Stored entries

###

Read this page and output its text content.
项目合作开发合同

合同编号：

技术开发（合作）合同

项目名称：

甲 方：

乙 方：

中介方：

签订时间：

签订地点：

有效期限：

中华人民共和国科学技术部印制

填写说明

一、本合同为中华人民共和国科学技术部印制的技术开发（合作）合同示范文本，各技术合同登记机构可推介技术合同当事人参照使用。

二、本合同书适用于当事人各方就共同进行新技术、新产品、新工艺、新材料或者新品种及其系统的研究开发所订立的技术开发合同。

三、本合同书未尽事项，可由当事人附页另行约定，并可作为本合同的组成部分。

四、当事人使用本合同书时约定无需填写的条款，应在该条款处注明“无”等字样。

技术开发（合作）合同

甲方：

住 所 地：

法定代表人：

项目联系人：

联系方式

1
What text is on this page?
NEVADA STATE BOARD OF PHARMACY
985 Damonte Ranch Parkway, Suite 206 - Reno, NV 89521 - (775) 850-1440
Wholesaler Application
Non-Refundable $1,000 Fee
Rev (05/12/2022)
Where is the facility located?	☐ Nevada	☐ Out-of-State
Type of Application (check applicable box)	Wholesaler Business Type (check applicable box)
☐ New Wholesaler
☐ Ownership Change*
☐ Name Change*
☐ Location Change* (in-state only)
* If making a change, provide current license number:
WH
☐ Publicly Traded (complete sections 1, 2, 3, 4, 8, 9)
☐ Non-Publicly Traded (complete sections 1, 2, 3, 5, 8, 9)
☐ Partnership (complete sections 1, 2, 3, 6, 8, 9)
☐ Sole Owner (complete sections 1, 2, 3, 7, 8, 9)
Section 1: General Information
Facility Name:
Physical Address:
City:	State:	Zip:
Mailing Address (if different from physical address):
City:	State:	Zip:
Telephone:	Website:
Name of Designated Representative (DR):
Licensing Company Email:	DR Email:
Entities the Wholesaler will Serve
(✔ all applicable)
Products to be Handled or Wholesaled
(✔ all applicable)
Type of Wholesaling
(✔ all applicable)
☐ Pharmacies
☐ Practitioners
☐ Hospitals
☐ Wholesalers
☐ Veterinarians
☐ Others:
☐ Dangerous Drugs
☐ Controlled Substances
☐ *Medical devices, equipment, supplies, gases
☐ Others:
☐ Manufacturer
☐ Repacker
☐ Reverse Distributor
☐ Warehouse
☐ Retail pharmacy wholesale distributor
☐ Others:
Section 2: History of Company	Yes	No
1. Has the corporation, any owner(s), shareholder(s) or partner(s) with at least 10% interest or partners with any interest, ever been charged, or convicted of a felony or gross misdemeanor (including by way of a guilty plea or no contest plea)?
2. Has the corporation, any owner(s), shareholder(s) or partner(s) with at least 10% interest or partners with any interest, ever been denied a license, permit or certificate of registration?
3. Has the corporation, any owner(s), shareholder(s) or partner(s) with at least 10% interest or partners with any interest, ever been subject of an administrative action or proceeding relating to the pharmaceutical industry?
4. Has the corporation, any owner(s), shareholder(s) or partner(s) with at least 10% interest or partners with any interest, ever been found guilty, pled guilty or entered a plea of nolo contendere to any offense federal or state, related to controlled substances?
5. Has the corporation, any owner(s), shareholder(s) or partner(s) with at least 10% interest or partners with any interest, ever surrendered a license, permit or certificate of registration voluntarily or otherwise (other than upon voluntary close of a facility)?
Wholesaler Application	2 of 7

###

| GIVEN EXERCISE |
Write out the full listing, keeping every line exactly as it is.

| ANSWER TO THE PROBLEM |
Read this page and output its text content.
项目合作开发合同

合同编号：

技术开发（合作）合同

项目名称：

甲 方：

乙 方：

中介方：

签订时间：

签订地点：

有效期限：

中华人民共和国科学技术部印制

填写说明

一、本合同为中华人民共和国科学技术部印制的技术开发（合作）合同示范文本，各技术合同登记机构可推介技术合同当事人参照使用。

二、本合同书适用于当事人各方就共同进行新技术、新产品、新工艺、新材料或者新品种及其系统的研究开发所订立的技术开发合同。

三、本合同书未尽事项，可由当事人附页另行约定，并可作为本合同的组成部分。

四、当事人使用本合同书时约定无需填写的条款，应在该条款处注明“无”等字样。

技术开发（合作）合同

甲方：

住 所 地：

法定代表人：

项目联系人：

联系方式

1
What text is on this page?
NEVADA STATE BOARD OF PHARMACY
985 Damonte Ranch Parkway, Suite 206 - Reno, NV 89521 - (775) 850-1440
Wholesaler Application
Non-Refundable $1,000 Fee
Rev (05/12/2022)
Where is the facility located?	☐ Nevada	☐ Out-of-State
Type of Application (check applicable box)	Wholesaler Business Type (check applicable box)
☐ New Wholesaler
☐ Ownership Change*
☐ Name Change*
☐ Location Change* (in-state only)
* If making a change, provide current license number:
WH
☐ Publicly Traded (complete sections 1, 2, 3, 4, 8, 9)
☐ Non-Publicly Traded (complete sections 1, 2, 3, 5, 8, 9)
☐ Partnership (complete sections 1, 2, 3, 6, 8, 9)
☐ Sole Owner (complete sections 1, 2, 3, 7, 8, 9)
Section 1: General Information
Facility Name:
Physical Address:
City:	State:	Zip:
Mailing Address (if different from physical address):
City:	State:	Zip:
Telephone:	Website:
Name of Designated Representative (DR):
Licensing Company Email:	DR Email:
Entities the Wholesaler will Serve
(✔ all applicable)
Products to be Handled or Wholesaled
(✔ all applicable)
Type of Wholesaling
(✔ all applicable)
☐ Pharmacies
☐ Practitioners
☐ Hospitals
☐ Wholesalers
☐ Veterinarians
☐ Others:
☐ Dangerous Drugs
☐ Controlled Substances
☐ *Medical devices, equipment, supplies, gases
☐ Others:
☐ Manufacturer
☐ Repacker
☐ Reverse Distributor
☐ Warehouse
☐ Retail pharmacy wholesale distributor
☐ Others:
Section 2: History of Company	Yes	No
1. Has the corporation, any owner(s), shareholder(s) or partner(s) with at least 10% interest or partners with any interest, ever been charged, or convicted of a felony or gross misdemeanor (including by way of a guilty plea or no contest plea)?
2. Has the corporation, any owner(s), shareholder(s) or partner(s) with at least 10% interest or partners with any interest, ever been denied a license, permit or certificate of registration?
3. Has the corporation, any owner(s), shareholder(s) or partner(s) with at least 10% interest or partners with any interest, ever been subject of an administrative action or proceeding relating to the pharmaceutical industry?
4. Has the corporation, any owner(s), shareholder(s) or partner(s) with at least 10% interest or partners with any interest, ever been found guilty, pled guilty or entered a plea of nolo contendere to any offense federal or state, related to controlled substances?
5. Has the corporation, any owner(s), shareholder(s) or partner(s) with at least 10% interest or partners with any interest, ever surrendered a license, permit or certificate of registration voluntarily or otherwise (other than upon voluntary close of a facility)?
Wholesaler Application	2 of 7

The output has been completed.